### Goal
Convert the lines below into a JSON list of strings with one string per line, skipping blank lines and leaving out the picture.

### Material to process
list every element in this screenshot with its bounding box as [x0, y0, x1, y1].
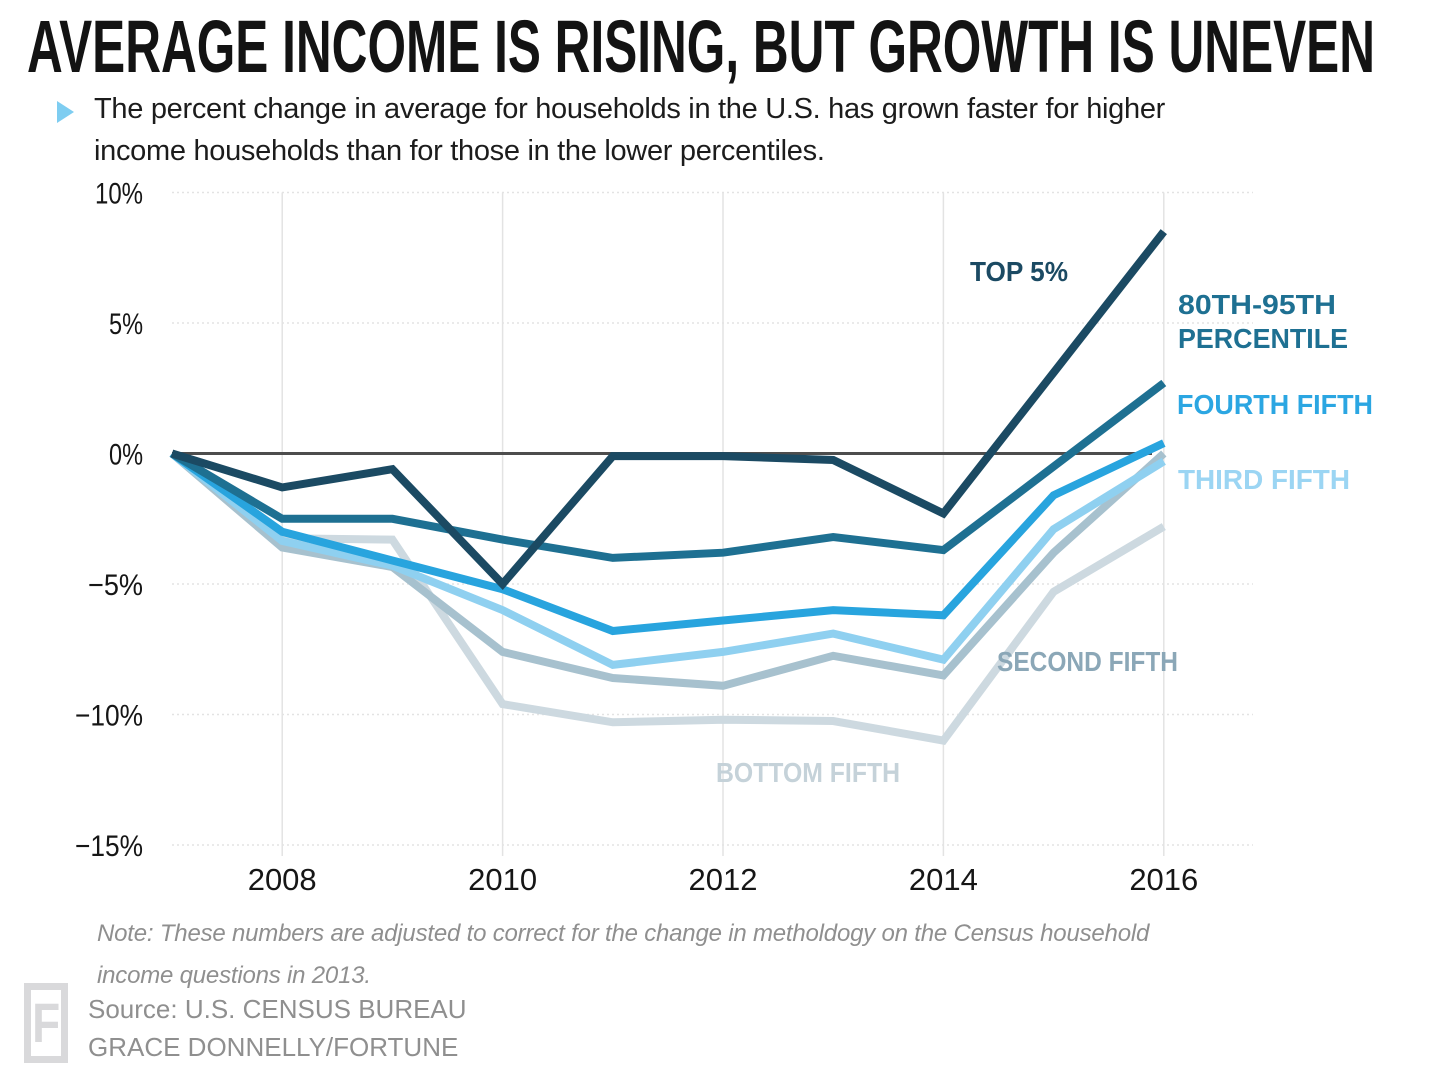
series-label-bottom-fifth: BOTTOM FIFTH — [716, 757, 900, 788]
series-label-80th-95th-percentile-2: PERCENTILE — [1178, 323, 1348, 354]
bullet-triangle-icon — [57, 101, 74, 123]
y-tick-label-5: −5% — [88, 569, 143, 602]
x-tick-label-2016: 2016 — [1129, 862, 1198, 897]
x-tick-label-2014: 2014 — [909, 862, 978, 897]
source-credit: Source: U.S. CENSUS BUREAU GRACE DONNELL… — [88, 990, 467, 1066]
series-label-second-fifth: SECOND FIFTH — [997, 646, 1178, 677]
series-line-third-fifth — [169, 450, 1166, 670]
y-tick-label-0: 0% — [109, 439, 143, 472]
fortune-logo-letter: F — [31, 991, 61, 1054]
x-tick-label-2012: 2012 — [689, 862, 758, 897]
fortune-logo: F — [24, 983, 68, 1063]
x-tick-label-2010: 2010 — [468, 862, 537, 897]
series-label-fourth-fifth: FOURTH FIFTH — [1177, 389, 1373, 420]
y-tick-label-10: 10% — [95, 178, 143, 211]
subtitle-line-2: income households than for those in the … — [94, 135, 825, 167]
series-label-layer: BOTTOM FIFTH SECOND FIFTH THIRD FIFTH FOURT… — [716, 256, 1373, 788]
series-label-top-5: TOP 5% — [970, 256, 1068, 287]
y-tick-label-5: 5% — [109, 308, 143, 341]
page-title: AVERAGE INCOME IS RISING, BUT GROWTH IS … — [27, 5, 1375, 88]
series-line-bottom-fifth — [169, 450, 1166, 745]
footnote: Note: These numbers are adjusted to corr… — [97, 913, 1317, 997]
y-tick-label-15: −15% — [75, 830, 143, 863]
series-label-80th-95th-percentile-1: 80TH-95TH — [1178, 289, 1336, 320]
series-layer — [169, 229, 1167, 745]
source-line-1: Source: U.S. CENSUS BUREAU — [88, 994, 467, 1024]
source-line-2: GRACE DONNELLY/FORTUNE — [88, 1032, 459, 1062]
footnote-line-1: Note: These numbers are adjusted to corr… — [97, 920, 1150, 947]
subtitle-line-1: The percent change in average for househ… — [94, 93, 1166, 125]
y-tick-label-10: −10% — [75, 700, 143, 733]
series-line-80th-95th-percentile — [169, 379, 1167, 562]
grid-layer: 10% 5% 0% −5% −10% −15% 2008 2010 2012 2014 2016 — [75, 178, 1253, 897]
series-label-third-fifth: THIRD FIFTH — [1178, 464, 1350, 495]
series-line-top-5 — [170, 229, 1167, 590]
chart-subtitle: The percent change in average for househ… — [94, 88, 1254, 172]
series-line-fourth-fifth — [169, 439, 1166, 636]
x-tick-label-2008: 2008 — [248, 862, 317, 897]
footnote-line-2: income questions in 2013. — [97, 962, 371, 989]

### Task solution
[
  "list every element in this screenshot with its bounding box as [x0, y0, x1, y1].",
  "series-label-bottom-fifth: BOTTOM FIFTH — [716, 757, 900, 788]",
  "series-label-80th-95th-percentile-2: PERCENTILE — [1178, 323, 1348, 354]",
  "bullet-triangle-icon — [57, 101, 74, 123]",
  "y-tick-label-5: −5% — [88, 569, 143, 602]",
  "x-tick-label-2016: 2016 — [1129, 862, 1198, 897]",
  "x-tick-label-2014: 2014 — [909, 862, 978, 897]",
  "source-credit: Source: U.S. CENSUS BUREAU GRACE DONNELL… — [88, 990, 467, 1066]",
  "series-label-second-fifth: SECOND FIFTH — [997, 646, 1178, 677]",
  "series-line-third-fifth — [169, 450, 1166, 670]",
  "y-tick-label-0: 0% — [109, 439, 143, 472]",
  "fortune-logo-letter: F — [31, 991, 61, 1054]",
  "x-tick-label-2012: 2012 — [689, 862, 758, 897]",
  "fortune-logo: F — [24, 983, 68, 1063]",
  "x-tick-label-2010: 2010 — [468, 862, 537, 897]",
  "series-label-fourth-fifth: FOURTH FIFTH — [1177, 389, 1373, 420]",
  "y-tick-label-10: 10% — [95, 178, 143, 211]",
  "subtitle-line-2: income households than for those in the … — [94, 135, 825, 167]",
  "series-label-layer: BOTTOM FIFTH SECOND FIFTH THIRD FIFTH FOURT… — [716, 256, 1373, 788]",
  "series-label-top-5: TOP 5% — [970, 256, 1068, 287]",
  "y-tick-label-5: 5% — [109, 308, 143, 341]",
  "page-title: AVERAGE INCOME IS RISING, BUT GROWTH IS … — [27, 5, 1375, 88]",
  "series-line-bottom-fifth — [169, 450, 1166, 745]",
  "footnote: Note: These numbers are adjusted to corr… — [97, 913, 1317, 997]",
  "y-tick-label-15: −15% — [75, 830, 143, 863]",
  "series-label-80th-95th-percentile-1: 80TH-95TH — [1178, 289, 1336, 320]",
  "series-layer — [169, 229, 1167, 745]",
  "source-line-1: Source: U.S. CENSUS BUREAU — [88, 994, 467, 1024]",
  "source-line-2: GRACE DONNELLY/FORTUNE — [88, 1032, 459, 1062]",
  "footnote-line-1: Note: These numbers are adjusted to corr… — [97, 920, 1150, 947]",
  "subtitle-line-1: The percent change in average for househ… — [94, 93, 1166, 125]",
  "y-tick-label-10: −10% — [75, 700, 143, 733]",
  "series-line-80th-95th-percentile — [169, 379, 1167, 562]",
  "grid-layer: 10% 5% 0% −5% −10% −15% 2008 2010 2012 2014 2016 — [75, 178, 1253, 897]",
  "series-label-third-fifth: THIRD FIFTH — [1178, 464, 1350, 495]",
  "series-line-top-5 — [170, 229, 1167, 590]",
  "chart-subtitle: The percent change in average for househ… — [94, 88, 1254, 172]",
  "series-line-fourth-fifth — [169, 439, 1166, 636]",
  "x-tick-label-2008: 2008 — [248, 862, 317, 897]",
  "footnote-line-2: income questions in 2013. — [97, 962, 371, 989]"
]